Dataset records on visual material
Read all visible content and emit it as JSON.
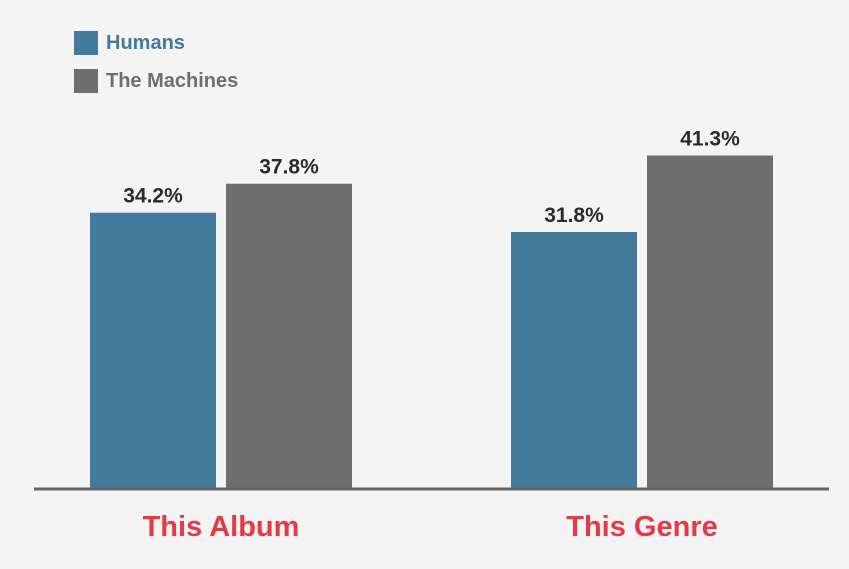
{
  "chart_data": {
    "type": "bar",
    "categories": [
      "This Album",
      "This Genre"
    ],
    "series": [
      {
        "name": "Humans",
        "values": [
          34.2,
          31.8
        ],
        "labels": [
          "34.2%",
          "31.8%"
        ],
        "color": "#447a9c"
      },
      {
        "name": "The Machines",
        "values": [
          37.8,
          41.3
        ],
        "labels": [
          "37.8%",
          "41.3%"
        ],
        "color": "#6e6e6e"
      }
    ],
    "ylim": [
      0,
      50
    ],
    "grid": false,
    "legend_position": "top-left",
    "category_label_color": "#e63946",
    "axis_color": "#666666",
    "background": "#f4f4f4"
  }
}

- [Goal of the exercise] Return the listing above word for word, with the pictures removed.

- [Result]
Read all visible content and emit it as JSON.
{
  "chart_data": {
    "type": "bar",
    "categories": [
      "This Album",
      "This Genre"
    ],
    "series": [
      {
        "name": "Humans",
        "values": [
          34.2,
          31.8
        ],
        "labels": [
          "34.2%",
          "31.8%"
        ],
        "color": "#447a9c"
      },
      {
        "name": "The Machines",
        "values": [
          37.8,
          41.3
        ],
        "labels": [
          "37.8%",
          "41.3%"
        ],
        "color": "#6e6e6e"
      }
    ],
    "ylim": [
      0,
      50
    ],
    "grid": false,
    "legend_position": "top-left",
    "category_label_color": "#e63946",
    "axis_color": "#666666",
    "background": "#f4f4f4"
  }
}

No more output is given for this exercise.